▶ **Data section**:
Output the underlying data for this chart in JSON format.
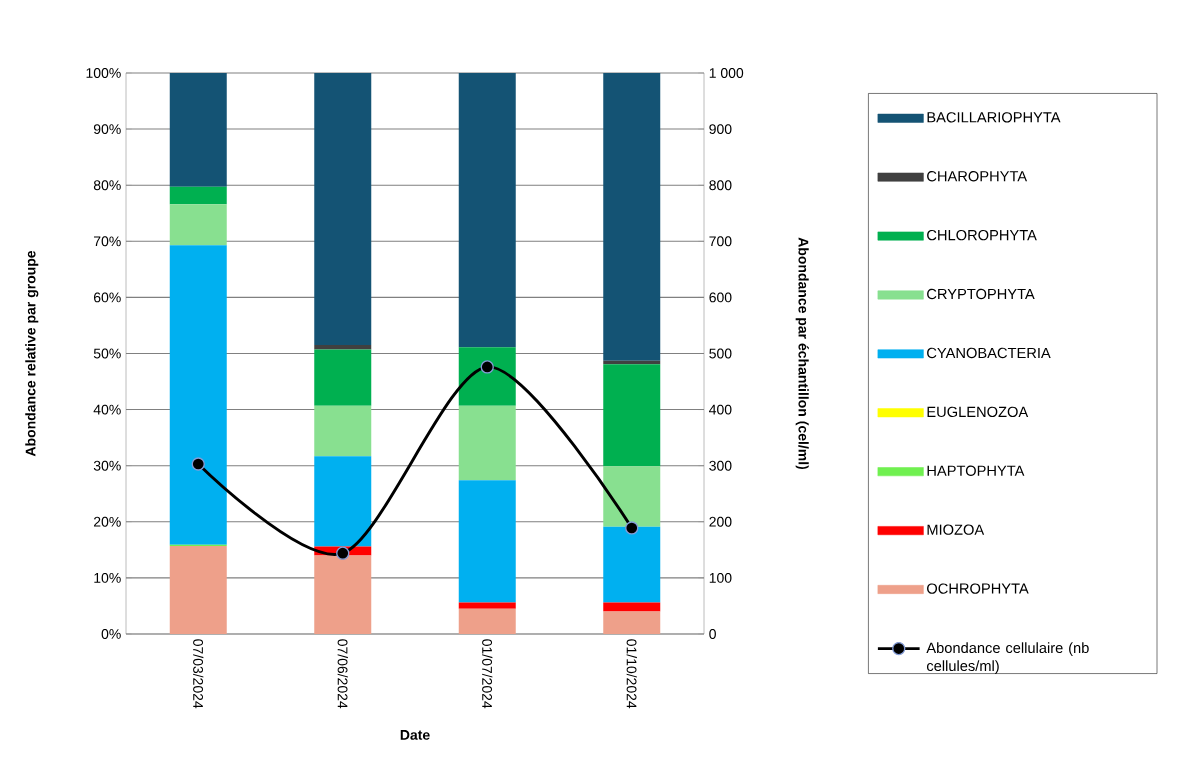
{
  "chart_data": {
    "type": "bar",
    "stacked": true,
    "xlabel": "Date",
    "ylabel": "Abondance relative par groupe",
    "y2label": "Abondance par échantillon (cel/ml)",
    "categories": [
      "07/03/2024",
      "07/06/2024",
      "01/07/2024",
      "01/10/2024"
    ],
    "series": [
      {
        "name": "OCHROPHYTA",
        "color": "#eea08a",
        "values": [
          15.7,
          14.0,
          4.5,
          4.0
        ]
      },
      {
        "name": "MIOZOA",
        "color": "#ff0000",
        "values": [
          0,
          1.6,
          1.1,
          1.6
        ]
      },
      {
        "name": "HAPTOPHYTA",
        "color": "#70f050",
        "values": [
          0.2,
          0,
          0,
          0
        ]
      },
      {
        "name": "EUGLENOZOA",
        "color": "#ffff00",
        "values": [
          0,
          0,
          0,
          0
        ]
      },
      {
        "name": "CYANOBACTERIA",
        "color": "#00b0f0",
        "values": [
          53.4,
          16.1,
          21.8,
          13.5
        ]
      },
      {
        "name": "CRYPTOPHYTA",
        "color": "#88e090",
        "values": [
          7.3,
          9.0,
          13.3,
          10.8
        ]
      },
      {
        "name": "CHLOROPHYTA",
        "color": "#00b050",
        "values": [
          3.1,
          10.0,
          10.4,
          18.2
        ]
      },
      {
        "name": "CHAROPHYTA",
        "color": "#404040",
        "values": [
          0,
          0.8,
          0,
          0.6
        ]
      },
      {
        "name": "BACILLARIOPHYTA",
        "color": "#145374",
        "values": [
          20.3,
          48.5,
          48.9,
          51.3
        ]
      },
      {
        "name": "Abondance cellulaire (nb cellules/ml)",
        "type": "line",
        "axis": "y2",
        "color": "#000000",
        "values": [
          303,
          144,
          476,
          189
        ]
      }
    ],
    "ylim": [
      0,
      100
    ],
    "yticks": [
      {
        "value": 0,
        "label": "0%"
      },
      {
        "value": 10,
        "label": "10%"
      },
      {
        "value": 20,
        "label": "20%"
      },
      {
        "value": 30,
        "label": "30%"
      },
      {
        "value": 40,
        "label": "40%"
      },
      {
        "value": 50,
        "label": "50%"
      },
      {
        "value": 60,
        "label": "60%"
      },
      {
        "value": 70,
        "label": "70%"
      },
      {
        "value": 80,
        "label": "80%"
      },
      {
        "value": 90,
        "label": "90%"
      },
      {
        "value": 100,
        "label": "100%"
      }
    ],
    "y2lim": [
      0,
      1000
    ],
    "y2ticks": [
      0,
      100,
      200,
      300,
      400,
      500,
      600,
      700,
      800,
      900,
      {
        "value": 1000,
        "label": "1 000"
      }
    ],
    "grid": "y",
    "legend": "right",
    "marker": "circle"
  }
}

▶ **The task**:
Looking at the entries above, say how many lines hold the word "Abondance". Offer no other text.

▶ **Response to this exercise**:
3